Your instructions => Type every record exactly as it appears.
START
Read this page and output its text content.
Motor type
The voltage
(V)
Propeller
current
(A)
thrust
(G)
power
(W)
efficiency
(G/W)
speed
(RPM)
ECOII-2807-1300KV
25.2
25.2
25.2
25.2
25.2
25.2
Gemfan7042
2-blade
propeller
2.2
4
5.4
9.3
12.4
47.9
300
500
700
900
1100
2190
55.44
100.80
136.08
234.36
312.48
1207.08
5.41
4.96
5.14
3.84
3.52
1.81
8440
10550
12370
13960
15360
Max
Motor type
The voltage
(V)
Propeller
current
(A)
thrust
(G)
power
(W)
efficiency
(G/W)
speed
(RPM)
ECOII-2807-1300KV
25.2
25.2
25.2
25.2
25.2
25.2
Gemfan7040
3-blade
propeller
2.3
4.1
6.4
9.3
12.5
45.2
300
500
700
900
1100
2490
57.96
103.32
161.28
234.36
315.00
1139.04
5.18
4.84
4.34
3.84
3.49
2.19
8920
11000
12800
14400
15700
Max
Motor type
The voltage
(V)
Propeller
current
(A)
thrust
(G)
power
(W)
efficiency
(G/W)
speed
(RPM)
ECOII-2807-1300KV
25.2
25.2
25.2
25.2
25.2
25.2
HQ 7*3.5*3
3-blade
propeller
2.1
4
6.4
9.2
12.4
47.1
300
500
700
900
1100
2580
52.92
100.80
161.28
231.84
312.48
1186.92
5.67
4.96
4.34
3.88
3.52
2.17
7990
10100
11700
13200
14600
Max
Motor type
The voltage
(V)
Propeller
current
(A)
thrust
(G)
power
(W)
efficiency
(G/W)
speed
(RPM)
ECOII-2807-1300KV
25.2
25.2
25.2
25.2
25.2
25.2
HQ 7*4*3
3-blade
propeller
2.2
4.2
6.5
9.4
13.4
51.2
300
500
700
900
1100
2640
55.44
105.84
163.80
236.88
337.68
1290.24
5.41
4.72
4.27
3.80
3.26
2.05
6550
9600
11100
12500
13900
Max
END
Response for this exercise =>
Read this page and output its text content.
Motor type
The voltage
(V)
Propeller
current
(A)
thrust
(G)
power
(W)
efficiency
(G/W)
speed
(RPM)
ECOII-2807-1300KV
25.2
25.2
25.2
25.2
25.2
25.2
Gemfan7042
2-blade
propeller
2.2
4
5.4
9.3
12.4
47.9
300
500
700
900
1100
2190
55.44
100.80
136.08
234.36
312.48
1207.08
5.41
4.96
5.14
3.84
3.52
1.81
8440
10550
12370
13960
15360
Max
Motor type
The voltage
(V)
Propeller
current
(A)
thrust
(G)
power
(W)
efficiency
(G/W)
speed
(RPM)
ECOII-2807-1300KV
25.2
25.2
25.2
25.2
25.2
25.2
Gemfan7040
3-blade
propeller
2.3
4.1
6.4
9.3
12.5
45.2
300
500
700
900
1100
2490
57.96
103.32
161.28
234.36
315.00
1139.04
5.18
4.84
4.34
3.84
3.49
2.19
8920
11000
12800
14400
15700
Max
Motor type
The voltage
(V)
Propeller
current
(A)
thrust
(G)
power
(W)
efficiency
(G/W)
speed
(RPM)
ECOII-2807-1300KV
25.2
25.2
25.2
25.2
25.2
25.2
HQ 7*3.5*3
3-blade
propeller
2.1
4
6.4
9.2
12.4
47.1
300
500
700
900
1100
2580
52.92
100.80
161.28
231.84
312.48
1186.92
5.67
4.96
4.34
3.88
3.52
2.17
7990
10100
11700
13200
14600
Max
Motor type
The voltage
(V)
Propeller
current
(A)
thrust
(G)
power
(W)
efficiency
(G/W)
speed
(RPM)
ECOII-2807-1300KV
25.2
25.2
25.2
25.2
25.2
25.2
HQ 7*4*3
3-blade
propeller
2.2
4.2
6.5
9.4
13.4
51.2
300
500
700
900
1100
2640
55.44
105.84
163.80
236.88
337.68
1290.24
5.41
4.72
4.27
3.80
3.26
2.05
6550
9600
11100
12500
13900
Max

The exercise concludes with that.